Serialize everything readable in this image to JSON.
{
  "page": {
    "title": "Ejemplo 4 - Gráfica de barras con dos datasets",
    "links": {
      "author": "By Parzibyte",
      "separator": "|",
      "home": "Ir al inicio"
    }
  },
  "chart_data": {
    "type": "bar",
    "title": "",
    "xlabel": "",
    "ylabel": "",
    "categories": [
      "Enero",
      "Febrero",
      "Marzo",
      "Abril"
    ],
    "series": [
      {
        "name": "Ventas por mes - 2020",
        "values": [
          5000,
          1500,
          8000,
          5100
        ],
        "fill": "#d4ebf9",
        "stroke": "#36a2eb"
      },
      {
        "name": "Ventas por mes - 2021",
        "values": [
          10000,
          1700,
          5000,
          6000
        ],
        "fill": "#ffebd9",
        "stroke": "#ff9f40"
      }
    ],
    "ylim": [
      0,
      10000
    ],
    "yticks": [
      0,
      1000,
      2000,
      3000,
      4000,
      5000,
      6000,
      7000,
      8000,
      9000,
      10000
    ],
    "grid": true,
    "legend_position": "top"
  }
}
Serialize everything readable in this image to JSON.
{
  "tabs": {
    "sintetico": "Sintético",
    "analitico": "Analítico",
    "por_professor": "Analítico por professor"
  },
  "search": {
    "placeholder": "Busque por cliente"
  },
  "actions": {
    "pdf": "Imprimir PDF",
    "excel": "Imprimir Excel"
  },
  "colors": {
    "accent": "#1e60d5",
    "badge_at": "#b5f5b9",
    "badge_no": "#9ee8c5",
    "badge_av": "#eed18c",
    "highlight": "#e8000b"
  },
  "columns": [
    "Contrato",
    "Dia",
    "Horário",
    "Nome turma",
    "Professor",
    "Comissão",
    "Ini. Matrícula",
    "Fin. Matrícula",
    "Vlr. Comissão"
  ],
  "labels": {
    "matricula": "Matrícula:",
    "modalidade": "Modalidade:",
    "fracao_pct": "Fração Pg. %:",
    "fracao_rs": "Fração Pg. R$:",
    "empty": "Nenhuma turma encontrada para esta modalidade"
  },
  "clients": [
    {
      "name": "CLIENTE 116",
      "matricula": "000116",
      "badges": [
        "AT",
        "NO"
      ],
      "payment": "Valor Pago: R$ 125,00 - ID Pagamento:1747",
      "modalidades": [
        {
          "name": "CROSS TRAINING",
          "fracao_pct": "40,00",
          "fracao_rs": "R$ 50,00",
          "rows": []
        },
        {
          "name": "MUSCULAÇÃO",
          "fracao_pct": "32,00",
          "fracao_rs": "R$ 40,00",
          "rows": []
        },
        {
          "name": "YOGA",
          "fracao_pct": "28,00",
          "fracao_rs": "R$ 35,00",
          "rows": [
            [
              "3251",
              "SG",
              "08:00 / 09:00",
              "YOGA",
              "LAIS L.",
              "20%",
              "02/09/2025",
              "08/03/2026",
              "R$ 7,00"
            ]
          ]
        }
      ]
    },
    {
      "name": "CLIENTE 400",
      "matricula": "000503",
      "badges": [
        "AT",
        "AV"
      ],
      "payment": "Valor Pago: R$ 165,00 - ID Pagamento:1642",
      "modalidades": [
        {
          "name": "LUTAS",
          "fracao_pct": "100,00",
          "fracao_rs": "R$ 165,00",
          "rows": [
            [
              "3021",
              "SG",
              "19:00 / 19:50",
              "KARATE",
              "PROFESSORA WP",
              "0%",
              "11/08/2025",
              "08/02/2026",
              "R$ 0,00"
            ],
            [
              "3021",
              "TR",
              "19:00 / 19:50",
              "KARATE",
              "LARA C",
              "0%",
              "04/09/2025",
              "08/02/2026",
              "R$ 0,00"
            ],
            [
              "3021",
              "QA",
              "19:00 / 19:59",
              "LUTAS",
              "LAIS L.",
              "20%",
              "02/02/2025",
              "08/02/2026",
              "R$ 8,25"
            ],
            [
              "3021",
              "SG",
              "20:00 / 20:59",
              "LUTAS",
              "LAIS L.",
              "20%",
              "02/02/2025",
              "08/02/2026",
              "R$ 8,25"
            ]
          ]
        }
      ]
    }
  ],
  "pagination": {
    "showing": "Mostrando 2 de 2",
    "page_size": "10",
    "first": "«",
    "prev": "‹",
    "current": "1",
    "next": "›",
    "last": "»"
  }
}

○ ○ ○

Write an exact transcription of every entry above.

Serialize everything readable in this image to JSON.
{
  "page": {
    "title": "Ejemplo 4 - Gráfica de barras con dos datasets",
    "links": {
      "author": "By Parzibyte",
      "separator": "|",
      "home": "Ir al inicio"
    }
  },
  "chart_data": {
    "type": "bar",
    "title": "",
    "xlabel": "",
    "ylabel": "",
    "categories": [
      "Enero",
      "Febrero",
      "Marzo",
      "Abril"
    ],
    "series": [
      {
        "name": "Ventas por mes - 2020",
        "values": [
          5000,
          1500,
          8000,
          5100
        ],
        "fill": "#d4ebf9",
        "stroke": "#36a2eb"
      },
      {
        "name": "Ventas por mes - 2021",
        "values": [
          10000,
          1700,
          5000,
          6000
        ],
        "fill": "#ffebd9",
        "stroke": "#ff9f40"
      }
    ],
    "ylim": [
      0,
      10000
    ],
    "yticks": [
      0,
      1000,
      2000,
      3000,
      4000,
      5000,
      6000,
      7000,
      8000,
      9000,
      10000
    ],
    "grid": true,
    "legend_position": "top"
  }
}
Serialize everything readable in this image to JSON.
{
  "tabs": {
    "sintetico": "Sintético",
    "analitico": "Analítico",
    "por_professor": "Analítico por professor"
  },
  "search": {
    "placeholder": "Busque por cliente"
  },
  "actions": {
    "pdf": "Imprimir PDF",
    "excel": "Imprimir Excel"
  },
  "colors": {
    "accent": "#1e60d5",
    "badge_at": "#b5f5b9",
    "badge_no": "#9ee8c5",
    "badge_av": "#eed18c",
    "highlight": "#e8000b"
  },
  "columns": [
    "Contrato",
    "Dia",
    "Horário",
    "Nome turma",
    "Professor",
    "Comissão",
    "Ini. Matrícula",
    "Fin. Matrícula",
    "Vlr. Comissão"
  ],
  "labels": {
    "matricula": "Matrícula:",
    "modalidade": "Modalidade:",
    "fracao_pct": "Fração Pg. %:",
    "fracao_rs": "Fração Pg. R$:",
    "empty": "Nenhuma turma encontrada para esta modalidade"
  },
  "clients": [
    {
      "name": "CLIENTE 116",
      "matricula": "000116",
      "badges": [
        "AT",
        "NO"
      ],
      "payment": "Valor Pago: R$ 125,00 - ID Pagamento:1747",
      "modalidades": [
        {
          "name": "CROSS TRAINING",
          "fracao_pct": "40,00",
          "fracao_rs": "R$ 50,00",
          "rows": []
        },
        {
          "name": "MUSCULAÇÃO",
          "fracao_pct": "32,00",
          "fracao_rs": "R$ 40,00",
          "rows": []
        },
        {
          "name": "YOGA",
          "fracao_pct": "28,00",
          "fracao_rs": "R$ 35,00",
          "rows": [
            [
              "3251",
              "SG",
              "08:00 / 09:00",
              "YOGA",
              "LAIS L.",
              "20%",
              "02/09/2025",
              "08/03/2026",
              "R$ 7,00"
            ]
          ]
        }
      ]
    },
    {
      "name": "CLIENTE 400",
      "matricula": "000503",
      "badges": [
        "AT",
        "AV"
      ],
      "payment": "Valor Pago: R$ 165,00 - ID Pagamento:1642",
      "modalidades": [
        {
          "name": "LUTAS",
          "fracao_pct": "100,00",
          "fracao_rs": "R$ 165,00",
          "rows": [
            [
              "3021",
              "SG",
              "19:00 / 19:50",
              "KARATE",
              "PROFESSORA WP",
              "0%",
              "11/08/2025",
              "08/02/2026",
              "R$ 0,00"
            ],
            [
              "3021",
              "TR",
              "19:00 / 19:50",
              "KARATE",
              "LARA C",
              "0%",
              "04/09/2025",
              "08/02/2026",
              "R$ 0,00"
            ],
            [
              "3021",
              "QA",
              "19:00 / 19:59",
              "LUTAS",
              "LAIS L.",
              "20%",
              "02/02/2025",
              "08/02/2026",
              "R$ 8,25"
            ],
            [
              "3021",
              "SG",
              "20:00 / 20:59",
              "LUTAS",
              "LAIS L.",
              "20%",
              "02/02/2025",
              "08/02/2026",
              "R$ 8,25"
            ]
          ]
        }
      ]
    }
  ],
  "pagination": {
    "showing": "Mostrando 2 de 2",
    "page_size": "10",
    "first": "«",
    "prev": "‹",
    "current": "1",
    "next": "›",
    "last": "»"
  }
}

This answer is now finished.